- **Teks sumber**:
=-=-=-=-=

Rasululloh bersabda,
كُلُّ بَنِى آدَمَ خَطَّاءٌ وَخَيْرُ الْخَطَّائِينَ التَّوَّابُونَ
“Setiap bani adam berbuat dosa dan sebaik-baik orang yang berbuat dosa adalah yang bertaubat.” (HR. Ibnu Majah).
Entah sudah berapa kali ada yang mengirimkan pesan via inbox setelah membaca catatan, “Indahnya Malam Pertama.” (Lihat : http://www.oaseimani.com/2010/05/indahnya-malam-pertama/ ) Semenjak menuliskannya, aku tidak pernah membayangkan bahwa catatan itu menjadi catatan yang akan selalu dibaca. Acara yang sedemikian sederhana dan hanya diikuti oleh 15 peserta ternyata tidak hanya bermakna dan mengena bagi para peserta tetapi juga para pembaca, seolah mereka mengikuti acara tersebut langsung dan menjadi terdakwa. Kalau boleh aku sampaikan, kepada bapak Kiseno yang melatih kami dalam trainingnya, Life Management Training, dan juga anak-anak didikku yang mensukseskan acara malam itu lah seharusnya mereka berterima kasih.

=-=-=-=-=

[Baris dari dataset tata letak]
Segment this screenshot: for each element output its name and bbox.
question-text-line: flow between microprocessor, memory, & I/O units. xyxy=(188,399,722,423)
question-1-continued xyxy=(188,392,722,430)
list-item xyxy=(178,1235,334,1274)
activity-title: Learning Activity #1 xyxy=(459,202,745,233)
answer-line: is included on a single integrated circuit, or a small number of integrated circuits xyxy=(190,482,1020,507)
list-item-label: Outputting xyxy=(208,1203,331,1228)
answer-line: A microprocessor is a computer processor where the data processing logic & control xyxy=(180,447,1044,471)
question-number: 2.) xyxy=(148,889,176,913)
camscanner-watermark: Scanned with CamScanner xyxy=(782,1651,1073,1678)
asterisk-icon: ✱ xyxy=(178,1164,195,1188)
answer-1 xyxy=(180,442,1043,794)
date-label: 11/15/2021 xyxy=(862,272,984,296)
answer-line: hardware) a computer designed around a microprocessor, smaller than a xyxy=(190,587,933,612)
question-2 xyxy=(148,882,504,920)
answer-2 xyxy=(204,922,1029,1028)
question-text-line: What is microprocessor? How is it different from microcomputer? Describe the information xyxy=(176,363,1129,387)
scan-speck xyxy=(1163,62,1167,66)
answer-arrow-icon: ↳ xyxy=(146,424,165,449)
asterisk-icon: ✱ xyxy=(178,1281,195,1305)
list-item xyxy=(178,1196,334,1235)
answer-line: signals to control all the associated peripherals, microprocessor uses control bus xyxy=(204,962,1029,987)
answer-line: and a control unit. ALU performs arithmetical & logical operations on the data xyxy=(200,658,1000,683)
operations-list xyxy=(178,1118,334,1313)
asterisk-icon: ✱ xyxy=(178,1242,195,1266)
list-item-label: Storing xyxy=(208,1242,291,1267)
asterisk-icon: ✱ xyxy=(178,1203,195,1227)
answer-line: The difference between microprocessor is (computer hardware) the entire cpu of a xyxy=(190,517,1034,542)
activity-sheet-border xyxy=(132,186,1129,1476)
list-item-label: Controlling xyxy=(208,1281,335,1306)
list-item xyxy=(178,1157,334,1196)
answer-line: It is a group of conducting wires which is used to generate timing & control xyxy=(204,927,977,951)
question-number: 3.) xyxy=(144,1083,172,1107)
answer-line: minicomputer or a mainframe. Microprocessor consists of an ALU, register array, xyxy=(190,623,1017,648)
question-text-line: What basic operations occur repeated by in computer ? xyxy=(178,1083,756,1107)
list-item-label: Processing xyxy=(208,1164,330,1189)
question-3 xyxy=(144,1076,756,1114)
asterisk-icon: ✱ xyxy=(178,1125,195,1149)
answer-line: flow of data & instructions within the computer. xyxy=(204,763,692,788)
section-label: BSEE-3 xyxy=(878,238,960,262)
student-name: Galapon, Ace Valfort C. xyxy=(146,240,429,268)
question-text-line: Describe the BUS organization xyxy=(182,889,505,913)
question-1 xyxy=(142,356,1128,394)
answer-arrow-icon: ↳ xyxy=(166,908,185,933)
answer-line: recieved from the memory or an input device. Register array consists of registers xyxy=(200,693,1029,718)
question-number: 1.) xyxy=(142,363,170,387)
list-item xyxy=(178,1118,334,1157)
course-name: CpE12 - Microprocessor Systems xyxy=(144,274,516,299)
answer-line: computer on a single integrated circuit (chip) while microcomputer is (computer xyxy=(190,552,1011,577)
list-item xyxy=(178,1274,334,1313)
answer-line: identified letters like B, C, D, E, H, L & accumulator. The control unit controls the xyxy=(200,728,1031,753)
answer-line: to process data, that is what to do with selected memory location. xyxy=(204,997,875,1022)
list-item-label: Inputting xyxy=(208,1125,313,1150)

=-=-=-=-=

- **Tugas yang dikerjakan**:
A) Salin ulang seluruh teks sumber tanpa mengubah satu huruf pun.
B) Tuliskan kembali bagian entri yang dimulai dari baris pertama entri dan berakhir pada baris yang memuat "list-item xyxy=(178,1196,334,1235)", kedua ujungnya ikut disertakan, tanpa perubahan apa pun.

- **Hasil tiap tugas**:
A)
Rasululloh bersabda,
كُلُّ بَنِى آدَمَ خَطَّاءٌ وَخَيْرُ الْخَطَّائِينَ التَّوَّابُونَ
“Setiap bani adam berbuat dosa dan sebaik-baik orang yang berbuat dosa adalah yang bertaubat.” (HR. Ibnu Majah).
Entah sudah berapa kali ada yang mengirimkan pesan via inbox setelah membaca catatan, “Indahnya Malam Pertama.” (Lihat : http://www.oaseimani.com/2010/05/indahnya-malam-pertama/ ) Semenjak menuliskannya, aku tidak pernah membayangkan bahwa catatan itu menjadi catatan yang akan selalu dibaca. Acara yang sedemikian sederhana dan hanya diikuti oleh 15 peserta ternyata tidak hanya bermakna dan mengena bagi para peserta tetapi juga para pembaca, seolah mereka mengikuti acara tersebut langsung dan menjadi terdakwa. Kalau boleh aku sampaikan, kepada bapak Kiseno yang melatih kami dalam trainingnya, Life Management Training, dan juga anak-anak didikku yang mensukseskan acara malam itu lah seharusnya mereka berterima kasih.

B)
Segment this screenshot: for each element output its name and bbox.
question-text-line: flow between microprocessor, memory, & I/O units. xyxy=(188,399,722,423)
question-1-continued xyxy=(188,392,722,430)
list-item xyxy=(178,1235,334,1274)
activity-title: Learning Activity #1 xyxy=(459,202,745,233)
answer-line: is included on a single integrated circuit, or a small number of integrated circuits xyxy=(190,482,1020,507)
list-item-label: Outputting xyxy=(208,1203,331,1228)
answer-line: A microprocessor is a computer processor where the data processing logic & control xyxy=(180,447,1044,471)
question-number: 2.) xyxy=(148,889,176,913)
camscanner-watermark: Scanned with CamScanner xyxy=(782,1651,1073,1678)
asterisk-icon: ✱ xyxy=(178,1164,195,1188)
answer-1 xyxy=(180,442,1043,794)
date-label: 11/15/2021 xyxy=(862,272,984,296)
answer-line: hardware) a computer designed around a microprocessor, smaller than a xyxy=(190,587,933,612)
question-2 xyxy=(148,882,504,920)
answer-2 xyxy=(204,922,1029,1028)
question-text-line: What is microprocessor? How is it different from microcomputer? Describe the information xyxy=(176,363,1129,387)
scan-speck xyxy=(1163,62,1167,66)
answer-arrow-icon: ↳ xyxy=(146,424,165,449)
asterisk-icon: ✱ xyxy=(178,1281,195,1305)
list-item xyxy=(178,1196,334,1235)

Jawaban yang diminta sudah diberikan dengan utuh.